Required work |
Copy the data below exactly, omitting any picture it contains.

*** Data for this exercise

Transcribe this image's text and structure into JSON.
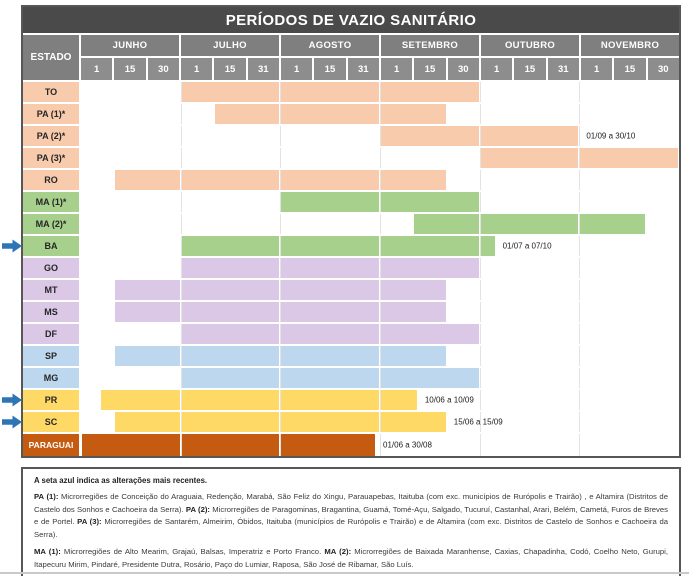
{
  "title": "PERÍODOS DE VAZIO SANITÁRIO",
  "colors": {
    "title-bg": "#4A4A4A",
    "header-bg": "#7F7F7F",
    "subheader-bg": "#8D8D8D",
    "table-border": "#575757",
    "gridline": "#E2E2E2",
    "arrow": "#2E75B6",
    "peach": "#F8CBAD",
    "green": "#A8D08D",
    "purple": "#DBC7E6",
    "blue": "#BDD7EE",
    "yellow": "#FFD966",
    "darkorange": "#C55A11"
  },
  "header": {
    "estado": "ESTADO",
    "months": [
      {
        "name": "JUNHO",
        "days": [
          "1",
          "15",
          "30"
        ]
      },
      {
        "name": "JULHO",
        "days": [
          "1",
          "15",
          "31"
        ]
      },
      {
        "name": "AGOSTO",
        "days": [
          "1",
          "15",
          "31"
        ]
      },
      {
        "name": "SETEMBRO",
        "days": [
          "1",
          "15",
          "30"
        ]
      },
      {
        "name": "OUTUBRO",
        "days": [
          "1",
          "15",
          "31"
        ]
      },
      {
        "name": "NOVEMBRO",
        "days": [
          "1",
          "15",
          "30"
        ]
      }
    ]
  },
  "chart_data": {
    "type": "gantt",
    "title": "PERÍODOS DE VAZIO SANITÁRIO",
    "x_axis": "months June (0) through November (6), each month split into thirds labeled 1 / 15 / 30-31",
    "x_range": [
      0,
      6
    ],
    "rows": [
      {
        "estado": "TO",
        "group": "peach",
        "start": 1.0,
        "end": 4.0
      },
      {
        "estado": "PA (1)*",
        "group": "peach",
        "start": 1.33,
        "end": 3.67
      },
      {
        "estado": "PA (2)*",
        "group": "peach",
        "start": 3.0,
        "end": 5.0,
        "label": "01/09 a 30/10"
      },
      {
        "estado": "PA (3)*",
        "group": "peach",
        "start": 4.0,
        "end": 6.0
      },
      {
        "estado": "RO",
        "group": "peach",
        "start": 0.33,
        "end": 3.67
      },
      {
        "estado": "MA (1)*",
        "group": "green",
        "start": 2.0,
        "end": 4.0
      },
      {
        "estado": "MA (2)*",
        "group": "green",
        "start": 3.33,
        "end": 5.67
      },
      {
        "estado": "BA",
        "group": "green",
        "start": 1.0,
        "end": 4.16,
        "label": "01/07 a 07/10",
        "arrow": true
      },
      {
        "estado": "GO",
        "group": "purple",
        "start": 1.0,
        "end": 4.0
      },
      {
        "estado": "MT",
        "group": "purple",
        "start": 0.33,
        "end": 3.67
      },
      {
        "estado": "MS",
        "group": "purple",
        "start": 0.33,
        "end": 3.67
      },
      {
        "estado": "DF",
        "group": "purple",
        "start": 1.0,
        "end": 4.0
      },
      {
        "estado": "SP",
        "group": "blue",
        "start": 0.33,
        "end": 3.67
      },
      {
        "estado": "MG",
        "group": "blue",
        "start": 1.0,
        "end": 4.0
      },
      {
        "estado": "PR",
        "group": "yellow",
        "start": 0.19,
        "end": 3.38,
        "label": "10/06 a 10/09",
        "arrow": true
      },
      {
        "estado": "SC",
        "group": "yellow",
        "start": 0.33,
        "end": 3.67,
        "label": "15/06 a 15/09",
        "arrow": true
      },
      {
        "estado": "PARAGUAI",
        "group": "darkorange",
        "start": 0.0,
        "end": 2.96,
        "label": "01/06 a 30/08",
        "label_white": true
      }
    ]
  },
  "footer": {
    "intro": "A seta azul indica as alterações mais recentes.",
    "paragraphs": [
      [
        {
          "b": "PA (1):"
        },
        {
          "t": " Microrregiões de Conceição do Araguaia, Redenção, Marabá, São Feliz do Xingu, Parauapebas, Itaituba (com exc. municípios de Rurópolis e Trairão) , e Altamira (Distritos  de Castelo dos Sonhos e Cachoeira da Serra). "
        },
        {
          "b": "PA (2):"
        },
        {
          "t": " Microrregiões de Paragominas, Bragantina, Guamá, Tomé-Açu, Salgado, Tucuruí, Castanhal, Arari, Belém, Cametá, Furos de Breves e de Portel. "
        },
        {
          "b": "PA (3):"
        },
        {
          "t": " Microrregiões de Santarém, Almeirim, Óbidos, Itaituba (municípios de Rurópolis e Trairão) e de Altamira (com exc. Distritos de Castelo de Sonhos e Cachoeira da Serra)."
        }
      ],
      [
        {
          "b": "MA (1):"
        },
        {
          "t": " Microrregiões  de Alto Mearim, Grajaú, Balsas, Imperatriz e Porto Franco. "
        },
        {
          "b": "MA (2):"
        },
        {
          "t": " Microrregiões de Baixada Maranhense, Caxias, Chapadinha, Codó, Coelho Neto, Gurupi, Itapecuru Mirim, Pindaré, Presidente Dutra, Rosário, Paço do Lumiar, Raposa, São José de Ribamar, São Luís."
        }
      ]
    ]
  }
}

******

Result of this exercise |
Transcribe this image's text and structure into JSON.
{
  "title": "PERÍODOS DE VAZIO SANITÁRIO",
  "colors": {
    "title-bg": "#4A4A4A",
    "header-bg": "#7F7F7F",
    "subheader-bg": "#8D8D8D",
    "table-border": "#575757",
    "gridline": "#E2E2E2",
    "arrow": "#2E75B6",
    "peach": "#F8CBAD",
    "green": "#A8D08D",
    "purple": "#DBC7E6",
    "blue": "#BDD7EE",
    "yellow": "#FFD966",
    "darkorange": "#C55A11"
  },
  "header": {
    "estado": "ESTADO",
    "months": [
      {
        "name": "JUNHO",
        "days": [
          "1",
          "15",
          "30"
        ]
      },
      {
        "name": "JULHO",
        "days": [
          "1",
          "15",
          "31"
        ]
      },
      {
        "name": "AGOSTO",
        "days": [
          "1",
          "15",
          "31"
        ]
      },
      {
        "name": "SETEMBRO",
        "days": [
          "1",
          "15",
          "30"
        ]
      },
      {
        "name": "OUTUBRO",
        "days": [
          "1",
          "15",
          "31"
        ]
      },
      {
        "name": "NOVEMBRO",
        "days": [
          "1",
          "15",
          "30"
        ]
      }
    ]
  },
  "chart_data": {
    "type": "gantt",
    "title": "PERÍODOS DE VAZIO SANITÁRIO",
    "x_axis": "months June (0) through November (6), each month split into thirds labeled 1 / 15 / 30-31",
    "x_range": [
      0,
      6
    ],
    "rows": [
      {
        "estado": "TO",
        "group": "peach",
        "start": 1.0,
        "end": 4.0
      },
      {
        "estado": "PA (1)*",
        "group": "peach",
        "start": 1.33,
        "end": 3.67
      },
      {
        "estado": "PA (2)*",
        "group": "peach",
        "start": 3.0,
        "end": 5.0,
        "label": "01/09 a 30/10"
      },
      {
        "estado": "PA (3)*",
        "group": "peach",
        "start": 4.0,
        "end": 6.0
      },
      {
        "estado": "RO",
        "group": "peach",
        "start": 0.33,
        "end": 3.67
      },
      {
        "estado": "MA (1)*",
        "group": "green",
        "start": 2.0,
        "end": 4.0
      },
      {
        "estado": "MA (2)*",
        "group": "green",
        "start": 3.33,
        "end": 5.67
      },
      {
        "estado": "BA",
        "group": "green",
        "start": 1.0,
        "end": 4.16,
        "label": "01/07 a 07/10",
        "arrow": true
      },
      {
        "estado": "GO",
        "group": "purple",
        "start": 1.0,
        "end": 4.0
      },
      {
        "estado": "MT",
        "group": "purple",
        "start": 0.33,
        "end": 3.67
      },
      {
        "estado": "MS",
        "group": "purple",
        "start": 0.33,
        "end": 3.67
      },
      {
        "estado": "DF",
        "group": "purple",
        "start": 1.0,
        "end": 4.0
      },
      {
        "estado": "SP",
        "group": "blue",
        "start": 0.33,
        "end": 3.67
      },
      {
        "estado": "MG",
        "group": "blue",
        "start": 1.0,
        "end": 4.0
      },
      {
        "estado": "PR",
        "group": "yellow",
        "start": 0.19,
        "end": 3.38,
        "label": "10/06 a 10/09",
        "arrow": true
      },
      {
        "estado": "SC",
        "group": "yellow",
        "start": 0.33,
        "end": 3.67,
        "label": "15/06 a 15/09",
        "arrow": true
      },
      {
        "estado": "PARAGUAI",
        "group": "darkorange",
        "start": 0.0,
        "end": 2.96,
        "label": "01/06 a 30/08",
        "label_white": true
      }
    ]
  },
  "footer": {
    "intro": "A seta azul indica as alterações mais recentes.",
    "paragraphs": [
      [
        {
          "b": "PA (1):"
        },
        {
          "t": " Microrregiões de Conceição do Araguaia, Redenção, Marabá, São Feliz do Xingu, Parauapebas, Itaituba (com exc. municípios de Rurópolis e Trairão) , e Altamira (Distritos  de Castelo dos Sonhos e Cachoeira da Serra). "
        },
        {
          "b": "PA (2):"
        },
        {
          "t": " Microrregiões de Paragominas, Bragantina, Guamá, Tomé-Açu, Salgado, Tucuruí, Castanhal, Arari, Belém, Cametá, Furos de Breves e de Portel. "
        },
        {
          "b": "PA (3):"
        },
        {
          "t": " Microrregiões de Santarém, Almeirim, Óbidos, Itaituba (municípios de Rurópolis e Trairão) e de Altamira (com exc. Distritos de Castelo de Sonhos e Cachoeira da Serra)."
        }
      ],
      [
        {
          "b": "MA (1):"
        },
        {
          "t": " Microrregiões  de Alto Mearim, Grajaú, Balsas, Imperatriz e Porto Franco. "
        },
        {
          "b": "MA (2):"
        },
        {
          "t": " Microrregiões de Baixada Maranhense, Caxias, Chapadinha, Codó, Coelho Neto, Gurupi, Itapecuru Mirim, Pindaré, Presidente Dutra, Rosário, Paço do Lumiar, Raposa, São José de Ribamar, São Luís."
        }
      ]
    ]
  }
}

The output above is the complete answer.